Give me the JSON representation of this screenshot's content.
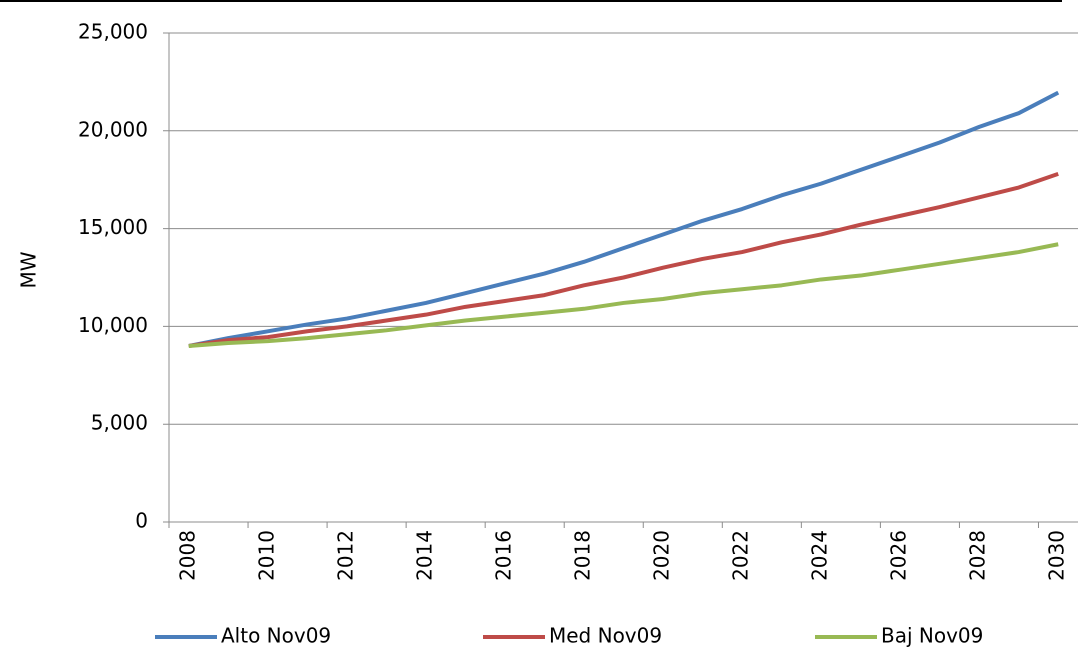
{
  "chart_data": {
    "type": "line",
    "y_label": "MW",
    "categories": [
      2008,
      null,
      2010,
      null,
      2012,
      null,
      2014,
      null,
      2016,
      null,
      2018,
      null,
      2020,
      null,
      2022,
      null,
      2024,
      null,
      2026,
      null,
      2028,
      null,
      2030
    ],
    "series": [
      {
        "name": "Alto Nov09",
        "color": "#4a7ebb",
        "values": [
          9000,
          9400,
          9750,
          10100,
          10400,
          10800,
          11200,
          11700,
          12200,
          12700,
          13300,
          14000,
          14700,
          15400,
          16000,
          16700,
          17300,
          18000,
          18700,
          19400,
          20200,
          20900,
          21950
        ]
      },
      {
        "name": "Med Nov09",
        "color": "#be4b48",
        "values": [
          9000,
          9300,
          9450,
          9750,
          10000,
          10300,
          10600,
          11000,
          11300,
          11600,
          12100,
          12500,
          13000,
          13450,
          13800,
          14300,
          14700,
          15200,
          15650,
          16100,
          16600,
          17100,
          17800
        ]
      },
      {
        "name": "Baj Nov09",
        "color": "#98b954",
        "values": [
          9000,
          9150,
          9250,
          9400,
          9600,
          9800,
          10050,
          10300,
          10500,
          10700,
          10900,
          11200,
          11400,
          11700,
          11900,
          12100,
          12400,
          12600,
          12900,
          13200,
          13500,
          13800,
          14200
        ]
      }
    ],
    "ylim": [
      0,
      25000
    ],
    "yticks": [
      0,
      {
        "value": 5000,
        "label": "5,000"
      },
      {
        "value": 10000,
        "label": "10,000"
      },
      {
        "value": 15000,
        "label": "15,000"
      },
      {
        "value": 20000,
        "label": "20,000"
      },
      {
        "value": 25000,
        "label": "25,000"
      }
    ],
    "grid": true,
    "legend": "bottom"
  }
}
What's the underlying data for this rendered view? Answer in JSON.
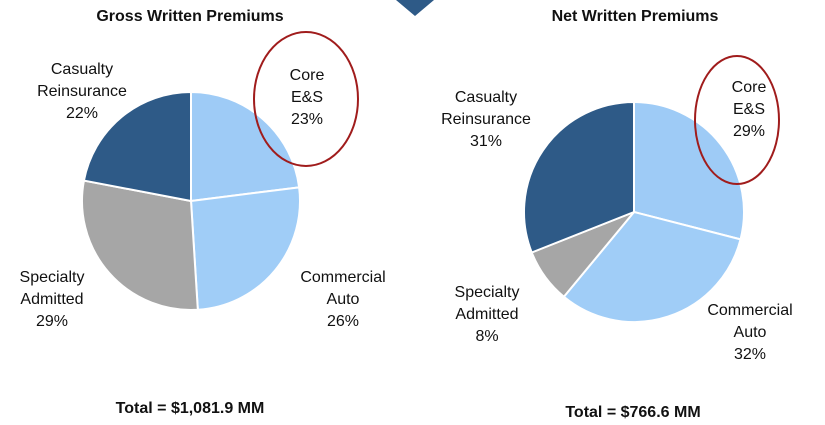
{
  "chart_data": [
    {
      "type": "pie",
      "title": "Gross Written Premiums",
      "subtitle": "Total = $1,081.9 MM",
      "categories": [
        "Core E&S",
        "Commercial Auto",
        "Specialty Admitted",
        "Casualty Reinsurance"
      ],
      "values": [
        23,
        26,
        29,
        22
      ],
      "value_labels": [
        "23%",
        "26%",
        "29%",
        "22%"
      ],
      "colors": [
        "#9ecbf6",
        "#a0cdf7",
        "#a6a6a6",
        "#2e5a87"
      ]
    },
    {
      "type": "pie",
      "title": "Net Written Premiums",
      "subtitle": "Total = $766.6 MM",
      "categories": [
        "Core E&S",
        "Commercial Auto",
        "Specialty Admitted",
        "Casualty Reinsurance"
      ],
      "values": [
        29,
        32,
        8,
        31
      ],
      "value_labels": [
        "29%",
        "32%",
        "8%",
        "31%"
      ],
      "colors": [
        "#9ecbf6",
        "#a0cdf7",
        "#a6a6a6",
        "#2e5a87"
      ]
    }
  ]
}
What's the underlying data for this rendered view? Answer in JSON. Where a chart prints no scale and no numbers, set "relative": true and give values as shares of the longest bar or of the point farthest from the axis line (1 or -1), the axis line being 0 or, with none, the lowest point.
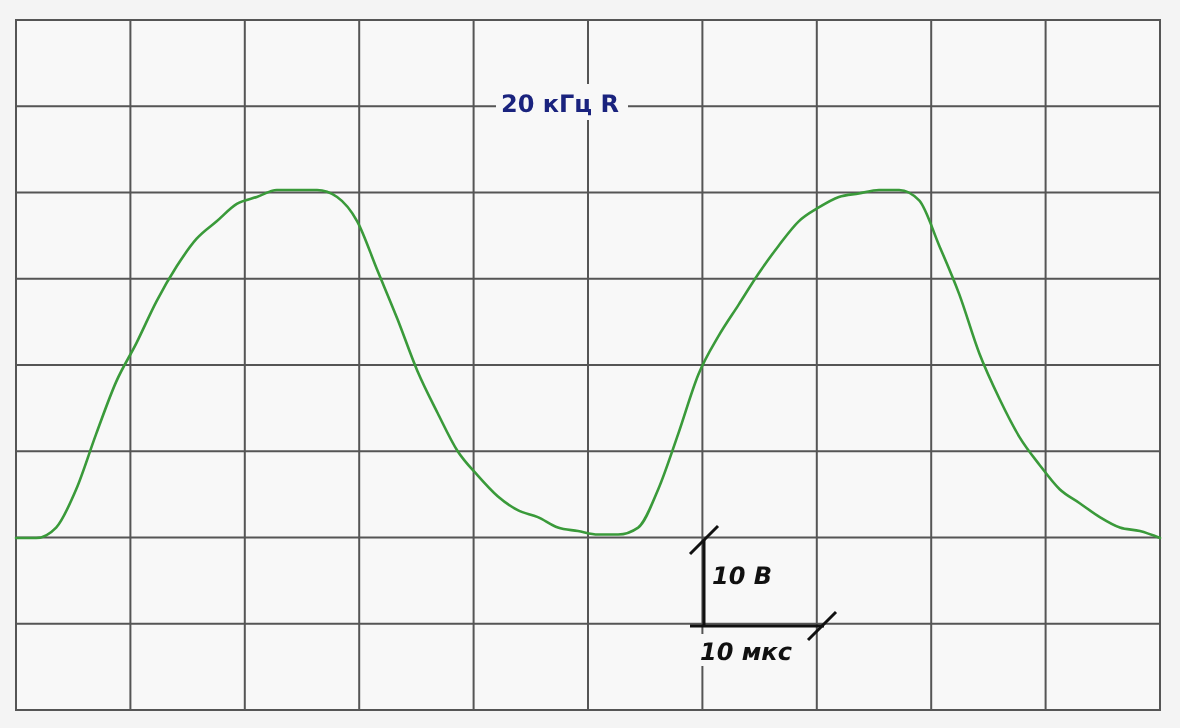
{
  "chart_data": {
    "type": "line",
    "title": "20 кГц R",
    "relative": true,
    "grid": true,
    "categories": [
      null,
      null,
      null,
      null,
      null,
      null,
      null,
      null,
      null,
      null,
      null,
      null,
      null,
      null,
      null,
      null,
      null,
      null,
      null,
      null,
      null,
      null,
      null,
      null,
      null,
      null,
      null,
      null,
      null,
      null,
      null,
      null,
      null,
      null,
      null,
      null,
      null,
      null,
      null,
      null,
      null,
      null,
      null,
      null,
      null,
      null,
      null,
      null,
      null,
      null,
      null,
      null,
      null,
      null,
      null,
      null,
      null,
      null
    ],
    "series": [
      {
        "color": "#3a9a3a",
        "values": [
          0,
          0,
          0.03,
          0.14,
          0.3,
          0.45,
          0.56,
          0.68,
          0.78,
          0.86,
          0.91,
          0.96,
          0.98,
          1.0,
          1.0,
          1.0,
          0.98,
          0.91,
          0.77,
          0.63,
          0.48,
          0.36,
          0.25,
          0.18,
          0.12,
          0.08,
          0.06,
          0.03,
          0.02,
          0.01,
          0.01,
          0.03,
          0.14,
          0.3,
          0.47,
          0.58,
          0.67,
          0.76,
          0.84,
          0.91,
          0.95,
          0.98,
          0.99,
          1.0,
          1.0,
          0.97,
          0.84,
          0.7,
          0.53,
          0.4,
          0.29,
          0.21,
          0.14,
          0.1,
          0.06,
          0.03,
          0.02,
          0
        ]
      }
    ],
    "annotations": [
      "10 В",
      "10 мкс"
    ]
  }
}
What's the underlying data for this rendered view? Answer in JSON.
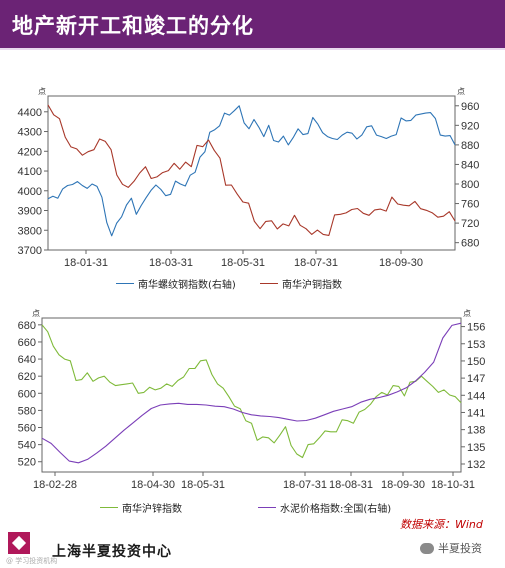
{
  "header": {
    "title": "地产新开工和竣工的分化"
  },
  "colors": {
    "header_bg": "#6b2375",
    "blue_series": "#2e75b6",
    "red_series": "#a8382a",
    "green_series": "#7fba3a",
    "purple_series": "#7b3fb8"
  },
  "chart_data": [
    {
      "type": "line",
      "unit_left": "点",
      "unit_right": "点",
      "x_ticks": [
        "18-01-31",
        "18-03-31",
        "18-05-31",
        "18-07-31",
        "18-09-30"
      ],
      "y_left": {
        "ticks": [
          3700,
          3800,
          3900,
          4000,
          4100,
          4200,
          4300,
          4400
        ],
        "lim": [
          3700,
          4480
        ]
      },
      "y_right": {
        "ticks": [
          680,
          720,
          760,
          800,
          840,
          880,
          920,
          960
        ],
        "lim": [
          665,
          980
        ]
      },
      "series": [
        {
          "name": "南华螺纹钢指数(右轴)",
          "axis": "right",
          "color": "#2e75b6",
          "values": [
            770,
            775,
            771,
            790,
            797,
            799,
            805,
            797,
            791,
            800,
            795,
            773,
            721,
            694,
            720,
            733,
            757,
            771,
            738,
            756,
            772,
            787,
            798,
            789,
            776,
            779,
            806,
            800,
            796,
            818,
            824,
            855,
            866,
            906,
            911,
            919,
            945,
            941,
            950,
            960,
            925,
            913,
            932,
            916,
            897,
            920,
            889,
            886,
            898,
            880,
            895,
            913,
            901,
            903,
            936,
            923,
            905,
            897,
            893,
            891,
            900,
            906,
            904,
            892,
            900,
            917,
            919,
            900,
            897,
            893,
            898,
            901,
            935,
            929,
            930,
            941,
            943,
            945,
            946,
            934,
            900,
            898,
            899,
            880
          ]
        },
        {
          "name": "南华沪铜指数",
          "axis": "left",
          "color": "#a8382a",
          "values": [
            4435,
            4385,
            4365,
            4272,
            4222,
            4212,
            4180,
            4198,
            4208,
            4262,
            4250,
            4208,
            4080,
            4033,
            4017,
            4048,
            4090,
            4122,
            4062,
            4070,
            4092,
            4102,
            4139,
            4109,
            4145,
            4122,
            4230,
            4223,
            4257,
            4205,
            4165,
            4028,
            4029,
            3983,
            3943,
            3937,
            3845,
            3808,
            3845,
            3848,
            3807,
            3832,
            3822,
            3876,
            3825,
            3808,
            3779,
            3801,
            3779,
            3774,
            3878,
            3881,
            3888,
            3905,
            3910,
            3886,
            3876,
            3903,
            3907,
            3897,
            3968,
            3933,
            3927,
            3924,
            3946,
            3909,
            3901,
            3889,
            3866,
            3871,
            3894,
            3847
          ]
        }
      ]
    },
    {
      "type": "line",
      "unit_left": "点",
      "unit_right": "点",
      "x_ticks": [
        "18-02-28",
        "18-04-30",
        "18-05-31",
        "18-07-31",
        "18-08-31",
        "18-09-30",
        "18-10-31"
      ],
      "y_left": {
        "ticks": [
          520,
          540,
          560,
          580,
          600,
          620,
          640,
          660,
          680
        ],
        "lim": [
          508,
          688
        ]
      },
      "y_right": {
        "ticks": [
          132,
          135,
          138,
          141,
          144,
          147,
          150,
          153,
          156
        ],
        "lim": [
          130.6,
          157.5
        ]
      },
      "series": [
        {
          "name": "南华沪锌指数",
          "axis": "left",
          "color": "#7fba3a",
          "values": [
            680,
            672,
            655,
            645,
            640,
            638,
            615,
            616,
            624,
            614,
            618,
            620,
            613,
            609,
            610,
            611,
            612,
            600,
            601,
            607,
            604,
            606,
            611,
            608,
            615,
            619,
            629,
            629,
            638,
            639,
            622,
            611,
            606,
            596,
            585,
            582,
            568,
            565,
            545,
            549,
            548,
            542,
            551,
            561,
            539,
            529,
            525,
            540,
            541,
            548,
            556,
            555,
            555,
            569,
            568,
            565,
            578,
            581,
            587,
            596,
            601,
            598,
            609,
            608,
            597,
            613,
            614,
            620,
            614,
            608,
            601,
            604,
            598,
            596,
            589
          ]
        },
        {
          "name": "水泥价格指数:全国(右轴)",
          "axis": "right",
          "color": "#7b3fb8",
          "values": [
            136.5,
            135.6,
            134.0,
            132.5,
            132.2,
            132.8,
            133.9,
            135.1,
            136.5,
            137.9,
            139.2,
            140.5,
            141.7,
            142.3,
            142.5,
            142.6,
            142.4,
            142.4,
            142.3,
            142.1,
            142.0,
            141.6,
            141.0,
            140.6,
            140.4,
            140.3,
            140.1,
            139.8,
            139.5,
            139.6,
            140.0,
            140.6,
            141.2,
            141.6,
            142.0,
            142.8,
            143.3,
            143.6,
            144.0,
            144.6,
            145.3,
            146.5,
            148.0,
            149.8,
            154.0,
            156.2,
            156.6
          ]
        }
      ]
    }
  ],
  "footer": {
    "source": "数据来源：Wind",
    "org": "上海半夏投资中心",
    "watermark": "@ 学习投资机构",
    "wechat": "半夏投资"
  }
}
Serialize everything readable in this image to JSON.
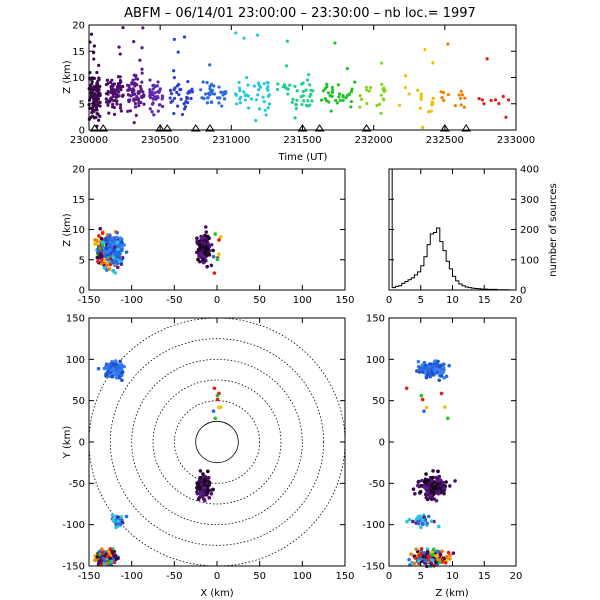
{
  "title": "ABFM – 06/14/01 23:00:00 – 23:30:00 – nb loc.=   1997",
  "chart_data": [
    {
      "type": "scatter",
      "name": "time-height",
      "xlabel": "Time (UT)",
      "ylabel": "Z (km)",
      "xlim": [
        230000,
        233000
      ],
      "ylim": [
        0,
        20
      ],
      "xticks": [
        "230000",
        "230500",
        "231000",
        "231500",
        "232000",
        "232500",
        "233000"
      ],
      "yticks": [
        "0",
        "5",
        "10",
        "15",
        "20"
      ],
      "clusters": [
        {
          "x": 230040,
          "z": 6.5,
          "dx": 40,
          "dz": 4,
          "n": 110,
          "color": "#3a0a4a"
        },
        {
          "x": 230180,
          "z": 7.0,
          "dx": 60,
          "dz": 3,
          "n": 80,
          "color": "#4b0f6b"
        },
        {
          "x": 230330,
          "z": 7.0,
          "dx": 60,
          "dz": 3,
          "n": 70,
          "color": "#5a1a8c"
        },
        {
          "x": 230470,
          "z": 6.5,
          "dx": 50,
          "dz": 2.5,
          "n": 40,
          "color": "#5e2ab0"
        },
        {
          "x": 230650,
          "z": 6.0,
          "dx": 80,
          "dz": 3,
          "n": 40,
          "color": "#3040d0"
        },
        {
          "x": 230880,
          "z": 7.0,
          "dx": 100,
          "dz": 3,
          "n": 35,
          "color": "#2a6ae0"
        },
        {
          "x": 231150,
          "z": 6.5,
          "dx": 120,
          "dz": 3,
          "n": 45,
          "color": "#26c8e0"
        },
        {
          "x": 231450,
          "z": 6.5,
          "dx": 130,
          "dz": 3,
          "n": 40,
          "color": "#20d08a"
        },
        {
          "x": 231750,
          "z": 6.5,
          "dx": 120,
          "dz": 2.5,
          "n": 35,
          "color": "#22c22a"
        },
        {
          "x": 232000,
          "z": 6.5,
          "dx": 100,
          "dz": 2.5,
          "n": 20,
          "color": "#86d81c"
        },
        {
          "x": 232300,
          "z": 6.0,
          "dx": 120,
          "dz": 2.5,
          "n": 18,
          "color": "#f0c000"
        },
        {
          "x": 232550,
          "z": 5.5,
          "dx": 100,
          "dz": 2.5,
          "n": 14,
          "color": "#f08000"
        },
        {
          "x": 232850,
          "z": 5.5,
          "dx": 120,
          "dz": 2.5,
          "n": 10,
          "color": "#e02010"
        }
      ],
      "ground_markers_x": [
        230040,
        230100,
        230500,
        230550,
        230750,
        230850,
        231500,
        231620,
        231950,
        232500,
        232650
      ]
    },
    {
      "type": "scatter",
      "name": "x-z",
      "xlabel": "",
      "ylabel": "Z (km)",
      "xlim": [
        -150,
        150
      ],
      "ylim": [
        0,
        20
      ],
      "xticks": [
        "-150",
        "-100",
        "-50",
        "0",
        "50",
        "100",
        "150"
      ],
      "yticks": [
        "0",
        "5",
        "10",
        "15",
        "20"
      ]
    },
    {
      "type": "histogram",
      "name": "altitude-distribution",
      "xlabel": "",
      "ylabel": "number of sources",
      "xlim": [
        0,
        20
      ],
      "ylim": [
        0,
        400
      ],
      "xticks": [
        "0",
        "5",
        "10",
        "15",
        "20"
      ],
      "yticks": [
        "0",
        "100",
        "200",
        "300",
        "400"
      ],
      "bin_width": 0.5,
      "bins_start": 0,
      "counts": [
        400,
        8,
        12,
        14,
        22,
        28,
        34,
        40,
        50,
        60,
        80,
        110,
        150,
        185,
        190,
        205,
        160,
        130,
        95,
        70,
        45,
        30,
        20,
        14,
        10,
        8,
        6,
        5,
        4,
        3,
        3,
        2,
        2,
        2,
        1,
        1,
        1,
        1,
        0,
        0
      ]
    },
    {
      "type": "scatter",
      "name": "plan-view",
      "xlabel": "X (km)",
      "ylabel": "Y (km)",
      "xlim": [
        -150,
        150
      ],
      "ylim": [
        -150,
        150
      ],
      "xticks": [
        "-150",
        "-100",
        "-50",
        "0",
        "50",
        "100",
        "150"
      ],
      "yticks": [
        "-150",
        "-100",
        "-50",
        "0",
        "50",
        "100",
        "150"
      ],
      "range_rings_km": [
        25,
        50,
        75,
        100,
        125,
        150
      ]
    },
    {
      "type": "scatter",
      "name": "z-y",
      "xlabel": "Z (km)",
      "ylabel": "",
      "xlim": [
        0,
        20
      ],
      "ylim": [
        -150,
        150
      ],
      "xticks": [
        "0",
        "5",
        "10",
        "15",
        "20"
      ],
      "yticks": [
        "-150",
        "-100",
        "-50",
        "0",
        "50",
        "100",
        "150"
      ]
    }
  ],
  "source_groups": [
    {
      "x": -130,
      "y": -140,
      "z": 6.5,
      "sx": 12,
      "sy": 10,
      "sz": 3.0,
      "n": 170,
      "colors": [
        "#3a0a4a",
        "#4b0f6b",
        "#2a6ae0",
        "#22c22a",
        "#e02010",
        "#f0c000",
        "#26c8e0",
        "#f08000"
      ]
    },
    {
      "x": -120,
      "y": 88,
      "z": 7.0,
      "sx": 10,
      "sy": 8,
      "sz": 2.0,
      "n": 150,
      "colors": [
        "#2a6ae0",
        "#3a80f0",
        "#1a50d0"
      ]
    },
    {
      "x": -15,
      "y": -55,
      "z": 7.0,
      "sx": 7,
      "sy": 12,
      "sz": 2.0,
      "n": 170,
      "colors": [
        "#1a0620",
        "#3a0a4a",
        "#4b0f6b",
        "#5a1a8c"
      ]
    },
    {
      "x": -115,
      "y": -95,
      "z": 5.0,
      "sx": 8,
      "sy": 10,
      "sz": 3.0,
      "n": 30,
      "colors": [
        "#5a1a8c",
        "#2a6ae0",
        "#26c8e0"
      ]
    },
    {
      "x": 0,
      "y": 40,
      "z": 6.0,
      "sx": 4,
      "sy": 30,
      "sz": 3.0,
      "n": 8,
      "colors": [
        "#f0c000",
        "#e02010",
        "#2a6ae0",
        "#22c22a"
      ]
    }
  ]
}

*-*-*

### Task prompt
Return only those lines of the records that contain the string "this".

### The output
Give me the JSON representation of this screenshot's content.
What's the underlying data for this rendered view? Answer in JSON.
What's the underlying data for this rendered view? Answer in JSON. Where a chart prints no scale and no numbers, set "relative": true and give values as shares of the longest bar or of the point farthest from the axis line (1 or -1), the axis line being 0 or, with none, the lowest point.
What's the underlying data for this rendered view? Answer in JSON.
Serialize everything readable in this image to JSON.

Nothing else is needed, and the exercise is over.